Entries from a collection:
----

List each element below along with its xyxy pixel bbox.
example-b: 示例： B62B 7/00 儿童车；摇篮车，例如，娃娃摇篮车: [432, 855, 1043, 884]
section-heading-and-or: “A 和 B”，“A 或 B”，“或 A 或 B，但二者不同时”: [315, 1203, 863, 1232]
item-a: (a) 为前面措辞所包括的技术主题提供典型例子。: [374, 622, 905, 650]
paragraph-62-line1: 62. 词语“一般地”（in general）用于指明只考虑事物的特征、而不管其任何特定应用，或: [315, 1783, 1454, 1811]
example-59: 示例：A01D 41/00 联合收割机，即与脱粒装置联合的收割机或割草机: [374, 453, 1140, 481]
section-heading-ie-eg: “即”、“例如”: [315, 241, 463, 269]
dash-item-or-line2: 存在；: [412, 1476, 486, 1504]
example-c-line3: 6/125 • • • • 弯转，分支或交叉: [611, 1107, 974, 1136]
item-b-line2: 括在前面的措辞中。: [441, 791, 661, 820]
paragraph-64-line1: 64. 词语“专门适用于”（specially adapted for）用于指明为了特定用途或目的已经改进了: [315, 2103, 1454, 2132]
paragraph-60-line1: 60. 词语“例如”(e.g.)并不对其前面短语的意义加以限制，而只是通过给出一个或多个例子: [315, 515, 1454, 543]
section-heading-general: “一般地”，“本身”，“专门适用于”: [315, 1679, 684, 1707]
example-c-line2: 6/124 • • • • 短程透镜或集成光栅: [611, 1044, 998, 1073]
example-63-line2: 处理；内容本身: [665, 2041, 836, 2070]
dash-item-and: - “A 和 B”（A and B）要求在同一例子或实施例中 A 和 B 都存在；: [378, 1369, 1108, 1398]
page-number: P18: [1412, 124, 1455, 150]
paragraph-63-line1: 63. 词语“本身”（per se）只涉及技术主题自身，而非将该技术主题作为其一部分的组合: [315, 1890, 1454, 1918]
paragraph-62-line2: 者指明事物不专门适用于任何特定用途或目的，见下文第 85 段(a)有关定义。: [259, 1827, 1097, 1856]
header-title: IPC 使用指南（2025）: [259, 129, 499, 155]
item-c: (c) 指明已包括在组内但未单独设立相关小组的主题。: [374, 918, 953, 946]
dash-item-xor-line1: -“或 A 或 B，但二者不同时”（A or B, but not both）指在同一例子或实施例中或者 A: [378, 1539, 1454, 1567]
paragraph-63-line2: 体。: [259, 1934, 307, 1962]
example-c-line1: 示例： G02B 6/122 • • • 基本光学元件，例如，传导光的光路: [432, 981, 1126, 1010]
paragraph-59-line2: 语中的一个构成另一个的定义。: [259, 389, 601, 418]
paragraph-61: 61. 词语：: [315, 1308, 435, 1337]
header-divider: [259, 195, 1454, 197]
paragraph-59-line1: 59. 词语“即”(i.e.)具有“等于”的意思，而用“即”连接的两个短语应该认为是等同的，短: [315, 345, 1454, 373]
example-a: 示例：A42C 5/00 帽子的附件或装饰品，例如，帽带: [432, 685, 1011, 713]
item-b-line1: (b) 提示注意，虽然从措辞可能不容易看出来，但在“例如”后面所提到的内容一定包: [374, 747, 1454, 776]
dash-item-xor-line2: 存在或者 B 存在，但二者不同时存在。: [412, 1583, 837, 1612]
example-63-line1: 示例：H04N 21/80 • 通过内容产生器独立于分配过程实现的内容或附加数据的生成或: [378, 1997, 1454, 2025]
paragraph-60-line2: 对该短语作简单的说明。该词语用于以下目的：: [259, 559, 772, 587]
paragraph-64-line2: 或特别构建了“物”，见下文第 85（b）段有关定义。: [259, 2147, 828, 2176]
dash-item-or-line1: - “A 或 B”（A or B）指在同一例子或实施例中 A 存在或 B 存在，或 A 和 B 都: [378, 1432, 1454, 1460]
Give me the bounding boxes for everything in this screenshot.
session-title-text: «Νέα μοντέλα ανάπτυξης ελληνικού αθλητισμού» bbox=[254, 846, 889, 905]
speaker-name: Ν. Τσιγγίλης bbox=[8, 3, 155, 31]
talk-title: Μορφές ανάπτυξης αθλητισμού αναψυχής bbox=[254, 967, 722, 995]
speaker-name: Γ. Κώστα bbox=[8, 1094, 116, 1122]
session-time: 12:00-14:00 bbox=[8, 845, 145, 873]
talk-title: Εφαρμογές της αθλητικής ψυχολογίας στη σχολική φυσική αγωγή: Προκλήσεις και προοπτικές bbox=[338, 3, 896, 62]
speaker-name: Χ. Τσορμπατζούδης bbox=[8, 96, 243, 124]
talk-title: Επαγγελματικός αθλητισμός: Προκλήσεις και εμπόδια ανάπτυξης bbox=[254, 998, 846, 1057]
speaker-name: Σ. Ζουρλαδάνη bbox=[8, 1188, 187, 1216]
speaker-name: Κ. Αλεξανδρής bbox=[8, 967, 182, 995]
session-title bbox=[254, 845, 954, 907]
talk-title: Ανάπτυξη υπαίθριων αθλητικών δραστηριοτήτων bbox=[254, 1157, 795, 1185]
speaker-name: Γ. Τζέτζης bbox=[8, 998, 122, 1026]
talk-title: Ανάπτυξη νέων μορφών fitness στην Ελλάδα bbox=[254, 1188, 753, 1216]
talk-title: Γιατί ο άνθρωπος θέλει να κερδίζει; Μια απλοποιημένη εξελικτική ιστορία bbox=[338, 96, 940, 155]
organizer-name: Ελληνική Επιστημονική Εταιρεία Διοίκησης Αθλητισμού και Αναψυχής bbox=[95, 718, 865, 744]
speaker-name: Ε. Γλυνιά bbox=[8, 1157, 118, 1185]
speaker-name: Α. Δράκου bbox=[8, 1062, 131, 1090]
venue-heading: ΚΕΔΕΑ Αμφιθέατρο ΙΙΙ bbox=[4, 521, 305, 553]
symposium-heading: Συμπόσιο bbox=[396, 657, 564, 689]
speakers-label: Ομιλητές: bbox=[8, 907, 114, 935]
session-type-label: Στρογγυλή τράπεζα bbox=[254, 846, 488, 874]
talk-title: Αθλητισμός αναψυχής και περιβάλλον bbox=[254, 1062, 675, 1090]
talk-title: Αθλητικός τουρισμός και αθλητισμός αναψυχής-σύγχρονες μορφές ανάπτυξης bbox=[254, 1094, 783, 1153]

----

Reproduce each line of the material above word for word, covering all of the material.

List each element below along with its xyxy pixel bbox.
example-b: 示例： B62B 7/00 儿童车；摇篮车，例如，娃娃摇篮车: [432, 855, 1043, 884]
section-heading-and-or: “A 和 B”，“A 或 B”，“或 A 或 B，但二者不同时”: [315, 1203, 863, 1232]
item-a: (a) 为前面措辞所包括的技术主题提供典型例子。: [374, 622, 905, 650]
paragraph-62-line1: 62. 词语“一般地”（in general）用于指明只考虑事物的特征、而不管其任何特定应用，或: [315, 1783, 1454, 1811]
example-59: 示例：A01D 41/00 联合收割机，即与脱粒装置联合的收割机或割草机: [374, 453, 1140, 481]
section-heading-ie-eg: “即”、“例如”: [315, 241, 463, 269]
dash-item-or-line2: 存在；: [412, 1476, 486, 1504]
example-c-line3: 6/125 • • • • 弯转，分支或交叉: [611, 1107, 974, 1136]
item-b-line2: 括在前面的措辞中。: [441, 791, 661, 820]
paragraph-64-line1: 64. 词语“专门适用于”（specially adapted for）用于指明为了特定用途或目的已经改进了: [315, 2103, 1454, 2132]
paragraph-60-line1: 60. 词语“例如”(e.g.)并不对其前面短语的意义加以限制，而只是通过给出一个或多个例子: [315, 515, 1454, 543]
section-heading-general: “一般地”，“本身”，“专门适用于”: [315, 1679, 684, 1707]
example-c-line2: 6/124 • • • • 短程透镜或集成光栅: [611, 1044, 998, 1073]
example-63-line2: 处理；内容本身: [665, 2041, 836, 2070]
dash-item-and: - “A 和 B”（A and B）要求在同一例子或实施例中 A 和 B 都存在；: [378, 1369, 1108, 1398]
page-number: P18: [1412, 124, 1455, 150]
paragraph-63-line1: 63. 词语“本身”（per se）只涉及技术主题自身，而非将该技术主题作为其一部分的组合: [315, 1890, 1454, 1918]
paragraph-62-line2: 者指明事物不专门适用于任何特定用途或目的，见下文第 85 段(a)有关定义。: [259, 1827, 1097, 1856]
header-title: IPC 使用指南（2025）: [259, 129, 499, 155]
item-c: (c) 指明已包括在组内但未单独设立相关小组的主题。: [374, 918, 953, 946]
dash-item-xor-line1: -“或 A 或 B，但二者不同时”（A or B, but not both）指在同一例子或实施例中或者 A: [378, 1539, 1454, 1567]
paragraph-63-line2: 体。: [259, 1934, 307, 1962]
example-c-line1: 示例： G02B 6/122 • • • 基本光学元件，例如，传导光的光路: [432, 981, 1126, 1010]
paragraph-59-line2: 语中的一个构成另一个的定义。: [259, 389, 601, 418]
paragraph-61: 61. 词语：: [315, 1308, 435, 1337]
header-divider: [259, 195, 1454, 197]
paragraph-59-line1: 59. 词语“即”(i.e.)具有“等于”的意思，而用“即”连接的两个短语应该认为是等同的，短: [315, 345, 1454, 373]
example-a: 示例：A42C 5/00 帽子的附件或装饰品，例如，帽带: [432, 685, 1011, 713]
item-b-line1: (b) 提示注意，虽然从措辞可能不容易看出来，但在“例如”后面所提到的内容一定包: [374, 747, 1454, 776]
dash-item-xor-line2: 存在或者 B 存在，但二者不同时存在。: [412, 1583, 837, 1612]
example-63-line1: 示例：H04N 21/80 • 通过内容产生器独立于分配过程实现的内容或附加数据的生成或: [378, 1997, 1454, 2025]
paragraph-60-line2: 对该短语作简单的说明。该词语用于以下目的：: [259, 559, 772, 587]
paragraph-64-line2: 或特别构建了“物”，见下文第 85（b）段有关定义。: [259, 2147, 828, 2176]
dash-item-or-line1: - “A 或 B”（A or B）指在同一例子或实施例中 A 存在或 B 存在，或 A 和 B 都: [378, 1432, 1454, 1460]
Give me the bounding boxes for everything in this screenshot.
session-title-text: «Νέα μοντέλα ανάπτυξης ελληνικού αθλητισμού» bbox=[254, 846, 889, 905]
speaker-name: Ν. Τσιγγίλης bbox=[8, 3, 155, 31]
talk-title: Μορφές ανάπτυξης αθλητισμού αναψυχής bbox=[254, 967, 722, 995]
speaker-name: Γ. Κώστα bbox=[8, 1094, 116, 1122]
session-time: 12:00-14:00 bbox=[8, 845, 145, 873]
talk-title: Εφαρμογές της αθλητικής ψυχολογίας στη σχολική φυσική αγωγή: Προκλήσεις και προοπτικές bbox=[338, 3, 896, 62]
speaker-name: Χ. Τσορμπατζούδης bbox=[8, 96, 243, 124]
talk-title: Επαγγελματικός αθλητισμός: Προκλήσεις και εμπόδια ανάπτυξης bbox=[254, 998, 846, 1057]
speaker-name: Σ. Ζουρλαδάνη bbox=[8, 1188, 187, 1216]
speaker-name: Κ. Αλεξανδρής bbox=[8, 967, 182, 995]
session-title bbox=[254, 845, 954, 907]
talk-title: Ανάπτυξη υπαίθριων αθλητικών δραστηριοτήτων bbox=[254, 1157, 795, 1185]
speaker-name: Γ. Τζέτζης bbox=[8, 998, 122, 1026]
talk-title: Ανάπτυξη νέων μορφών fitness στην Ελλάδα bbox=[254, 1188, 753, 1216]
talk-title: Γιατί ο άνθρωπος θέλει να κερδίζει; Μια απλοποιημένη εξελικτική ιστορία bbox=[338, 96, 940, 155]
organizer-name: Ελληνική Επιστημονική Εταιρεία Διοίκησης Αθλητισμού και Αναψυχής bbox=[95, 718, 865, 744]
speaker-name: Ε. Γλυνιά bbox=[8, 1157, 118, 1185]
speaker-name: Α. Δράκου bbox=[8, 1062, 131, 1090]
venue-heading: ΚΕΔΕΑ Αμφιθέατρο ΙΙΙ bbox=[4, 521, 305, 553]
symposium-heading: Συμπόσιο bbox=[396, 657, 564, 689]
speakers-label: Ομιλητές: bbox=[8, 907, 114, 935]
session-type-label: Στρογγυλή τράπεζα bbox=[254, 846, 488, 874]
talk-title: Αθλητισμός αναψυχής και περιβάλλον bbox=[254, 1062, 675, 1090]
talk-title: Αθλητικός τουρισμός και αθλητισμός αναψυχής-σύγχρονες μορφές ανάπτυξης bbox=[254, 1094, 783, 1153]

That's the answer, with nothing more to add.